> AIM:
Check each line of the material below, and copy it if it holds the string "number".
* Begin INPUT MATERIAL *
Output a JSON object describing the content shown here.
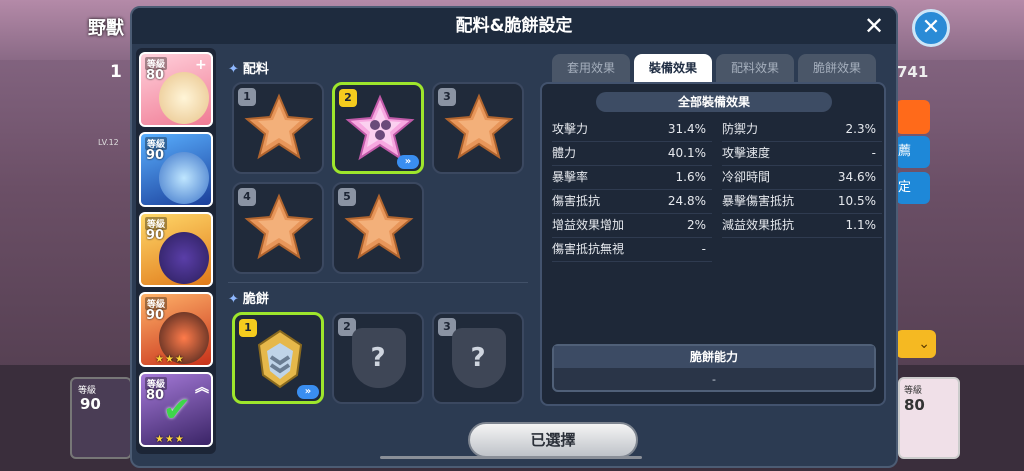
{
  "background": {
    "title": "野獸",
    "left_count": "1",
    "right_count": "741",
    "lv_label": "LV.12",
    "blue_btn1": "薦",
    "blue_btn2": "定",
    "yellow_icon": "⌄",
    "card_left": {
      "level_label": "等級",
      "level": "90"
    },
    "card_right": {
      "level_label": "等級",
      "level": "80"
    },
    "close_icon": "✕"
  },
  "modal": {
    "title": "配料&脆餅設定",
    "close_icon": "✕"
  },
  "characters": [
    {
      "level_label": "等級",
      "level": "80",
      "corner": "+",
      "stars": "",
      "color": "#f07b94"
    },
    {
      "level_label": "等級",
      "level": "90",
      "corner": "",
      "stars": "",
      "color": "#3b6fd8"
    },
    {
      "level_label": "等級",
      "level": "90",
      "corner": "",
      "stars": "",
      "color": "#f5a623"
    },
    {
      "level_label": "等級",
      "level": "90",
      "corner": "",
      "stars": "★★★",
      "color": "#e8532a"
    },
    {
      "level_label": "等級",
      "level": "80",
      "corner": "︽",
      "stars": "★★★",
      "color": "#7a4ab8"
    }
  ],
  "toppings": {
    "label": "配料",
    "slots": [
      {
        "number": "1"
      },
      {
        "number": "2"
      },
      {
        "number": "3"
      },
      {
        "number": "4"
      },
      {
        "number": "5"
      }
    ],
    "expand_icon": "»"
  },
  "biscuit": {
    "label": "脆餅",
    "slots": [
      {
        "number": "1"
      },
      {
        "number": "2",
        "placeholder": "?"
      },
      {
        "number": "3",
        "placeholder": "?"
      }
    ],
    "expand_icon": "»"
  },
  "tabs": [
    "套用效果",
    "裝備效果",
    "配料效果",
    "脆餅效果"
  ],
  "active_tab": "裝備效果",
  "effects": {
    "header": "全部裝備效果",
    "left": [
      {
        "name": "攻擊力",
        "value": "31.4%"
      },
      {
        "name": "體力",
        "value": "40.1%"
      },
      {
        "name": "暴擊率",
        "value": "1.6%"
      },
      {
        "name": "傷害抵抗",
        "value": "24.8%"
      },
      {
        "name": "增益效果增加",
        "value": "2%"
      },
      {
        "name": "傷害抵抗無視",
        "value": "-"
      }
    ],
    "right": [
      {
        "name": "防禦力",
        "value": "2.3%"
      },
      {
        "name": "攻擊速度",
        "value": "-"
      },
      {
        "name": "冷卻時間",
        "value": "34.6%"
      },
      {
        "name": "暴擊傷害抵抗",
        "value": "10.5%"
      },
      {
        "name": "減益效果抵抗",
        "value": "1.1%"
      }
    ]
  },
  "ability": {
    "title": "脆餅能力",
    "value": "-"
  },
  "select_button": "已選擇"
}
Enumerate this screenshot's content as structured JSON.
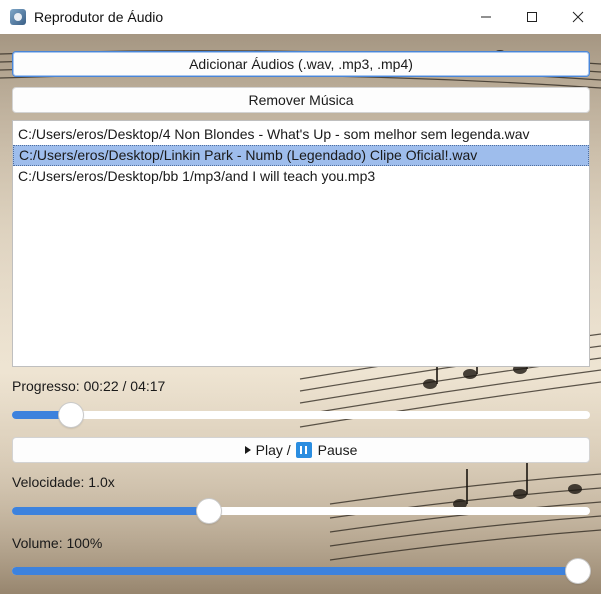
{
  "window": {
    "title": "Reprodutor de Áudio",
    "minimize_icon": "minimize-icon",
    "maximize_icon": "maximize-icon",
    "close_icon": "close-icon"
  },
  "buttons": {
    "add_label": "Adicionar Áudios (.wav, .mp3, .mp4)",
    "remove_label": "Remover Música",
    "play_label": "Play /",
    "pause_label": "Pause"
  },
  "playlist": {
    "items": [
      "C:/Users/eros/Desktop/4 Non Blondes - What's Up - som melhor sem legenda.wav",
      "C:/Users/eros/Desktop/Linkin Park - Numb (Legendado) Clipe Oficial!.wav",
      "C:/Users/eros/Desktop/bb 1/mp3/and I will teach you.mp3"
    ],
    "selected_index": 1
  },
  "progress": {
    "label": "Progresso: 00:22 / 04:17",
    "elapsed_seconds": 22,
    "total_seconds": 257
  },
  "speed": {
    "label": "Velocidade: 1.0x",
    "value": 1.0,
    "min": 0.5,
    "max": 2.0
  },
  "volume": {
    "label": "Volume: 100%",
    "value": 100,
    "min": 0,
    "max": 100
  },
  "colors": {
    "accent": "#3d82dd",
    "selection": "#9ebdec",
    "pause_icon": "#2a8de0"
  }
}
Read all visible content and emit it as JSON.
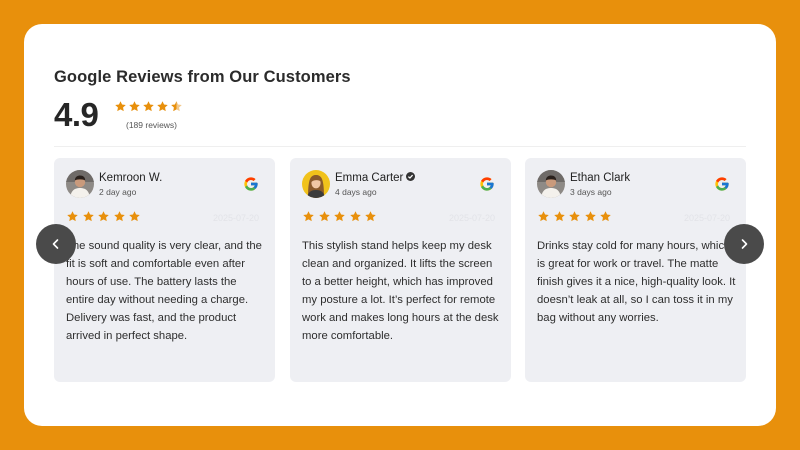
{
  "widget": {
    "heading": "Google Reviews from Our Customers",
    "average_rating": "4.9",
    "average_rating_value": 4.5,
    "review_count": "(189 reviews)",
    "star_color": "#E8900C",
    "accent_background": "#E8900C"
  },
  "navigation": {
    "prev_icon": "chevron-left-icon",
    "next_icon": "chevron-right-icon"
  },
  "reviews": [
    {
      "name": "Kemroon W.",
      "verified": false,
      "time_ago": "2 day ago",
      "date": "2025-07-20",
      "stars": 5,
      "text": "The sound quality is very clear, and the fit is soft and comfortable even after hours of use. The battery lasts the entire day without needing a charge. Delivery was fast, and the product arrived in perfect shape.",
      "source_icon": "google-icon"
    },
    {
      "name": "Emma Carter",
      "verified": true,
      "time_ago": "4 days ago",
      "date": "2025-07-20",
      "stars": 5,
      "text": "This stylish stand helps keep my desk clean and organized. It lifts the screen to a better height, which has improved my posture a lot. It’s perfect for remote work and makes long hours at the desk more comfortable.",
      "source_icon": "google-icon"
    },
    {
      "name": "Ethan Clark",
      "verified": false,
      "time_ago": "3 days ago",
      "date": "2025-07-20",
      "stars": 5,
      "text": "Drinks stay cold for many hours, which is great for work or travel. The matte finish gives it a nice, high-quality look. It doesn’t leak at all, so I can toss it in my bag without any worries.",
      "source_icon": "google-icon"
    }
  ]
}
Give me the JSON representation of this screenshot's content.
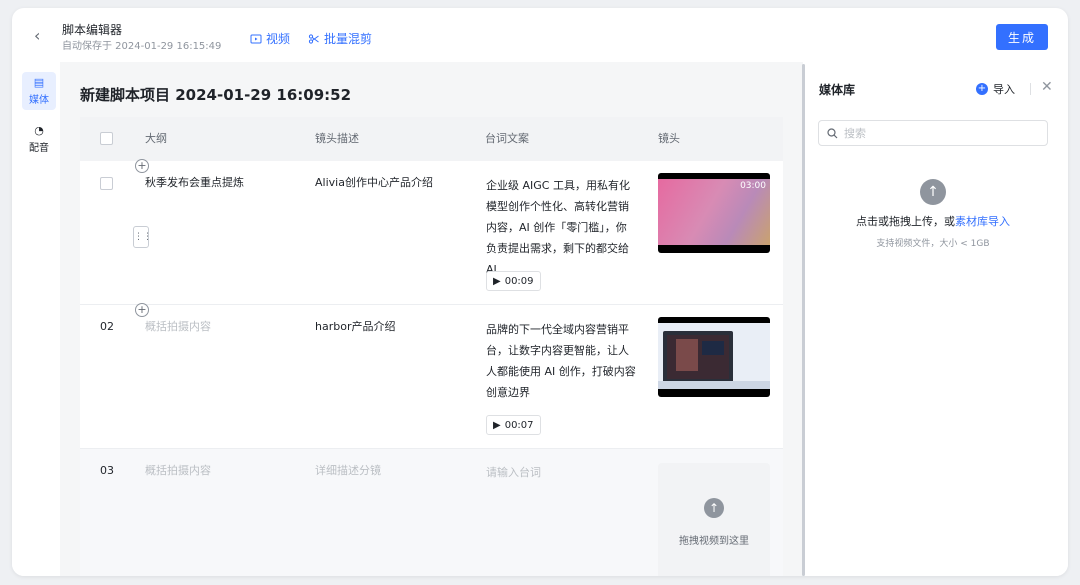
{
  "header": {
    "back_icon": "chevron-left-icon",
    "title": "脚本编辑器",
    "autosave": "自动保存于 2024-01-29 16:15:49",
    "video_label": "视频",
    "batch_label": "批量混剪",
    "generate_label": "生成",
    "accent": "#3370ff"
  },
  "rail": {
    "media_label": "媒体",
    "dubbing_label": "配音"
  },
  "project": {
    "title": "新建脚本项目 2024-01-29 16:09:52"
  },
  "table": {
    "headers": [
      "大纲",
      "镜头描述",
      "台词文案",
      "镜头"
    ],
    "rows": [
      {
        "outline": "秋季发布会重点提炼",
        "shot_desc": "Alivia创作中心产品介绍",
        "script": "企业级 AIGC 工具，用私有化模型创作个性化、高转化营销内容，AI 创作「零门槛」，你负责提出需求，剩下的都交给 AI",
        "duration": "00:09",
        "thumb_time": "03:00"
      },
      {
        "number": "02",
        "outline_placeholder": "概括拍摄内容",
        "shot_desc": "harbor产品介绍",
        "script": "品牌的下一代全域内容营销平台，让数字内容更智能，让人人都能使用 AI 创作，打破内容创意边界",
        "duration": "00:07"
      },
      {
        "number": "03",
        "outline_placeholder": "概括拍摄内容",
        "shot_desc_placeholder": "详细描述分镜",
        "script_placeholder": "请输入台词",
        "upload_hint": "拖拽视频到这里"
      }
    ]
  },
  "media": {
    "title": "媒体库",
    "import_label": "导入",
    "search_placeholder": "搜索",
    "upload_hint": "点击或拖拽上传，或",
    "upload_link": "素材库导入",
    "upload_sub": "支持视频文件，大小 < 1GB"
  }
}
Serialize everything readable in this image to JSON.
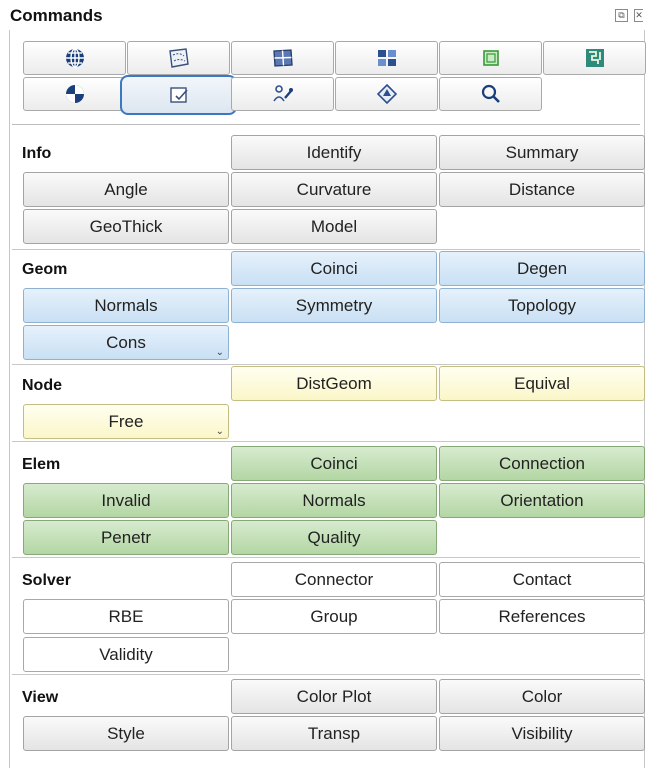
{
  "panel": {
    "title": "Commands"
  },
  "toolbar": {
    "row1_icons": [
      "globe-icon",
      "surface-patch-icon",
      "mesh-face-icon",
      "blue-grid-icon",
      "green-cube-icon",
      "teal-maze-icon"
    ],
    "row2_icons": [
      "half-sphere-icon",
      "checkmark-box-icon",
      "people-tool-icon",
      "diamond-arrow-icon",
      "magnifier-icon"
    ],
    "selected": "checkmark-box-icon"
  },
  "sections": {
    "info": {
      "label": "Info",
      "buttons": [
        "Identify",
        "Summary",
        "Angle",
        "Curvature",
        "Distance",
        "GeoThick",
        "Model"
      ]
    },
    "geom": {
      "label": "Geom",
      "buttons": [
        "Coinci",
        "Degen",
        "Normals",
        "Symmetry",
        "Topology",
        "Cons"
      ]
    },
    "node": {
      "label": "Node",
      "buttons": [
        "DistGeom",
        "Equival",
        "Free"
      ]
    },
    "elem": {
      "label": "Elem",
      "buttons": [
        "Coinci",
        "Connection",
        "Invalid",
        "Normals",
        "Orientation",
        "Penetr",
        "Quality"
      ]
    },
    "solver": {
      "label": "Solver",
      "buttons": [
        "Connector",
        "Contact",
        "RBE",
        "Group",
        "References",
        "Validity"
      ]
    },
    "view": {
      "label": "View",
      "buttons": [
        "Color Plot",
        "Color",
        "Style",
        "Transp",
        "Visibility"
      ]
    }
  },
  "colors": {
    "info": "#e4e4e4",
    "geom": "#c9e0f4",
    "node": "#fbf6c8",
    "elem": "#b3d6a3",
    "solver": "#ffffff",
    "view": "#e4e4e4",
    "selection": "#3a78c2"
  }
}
* End INPUT MATERIAL *
> FINISHED TASK:
        "number": "1"
        "number": "2"
        "number": "3"
        "number": "4"
        "number": "5"
        "number": "1"
        "number": "2",
        "number": "3",
        "number": "02",
        "number": "03",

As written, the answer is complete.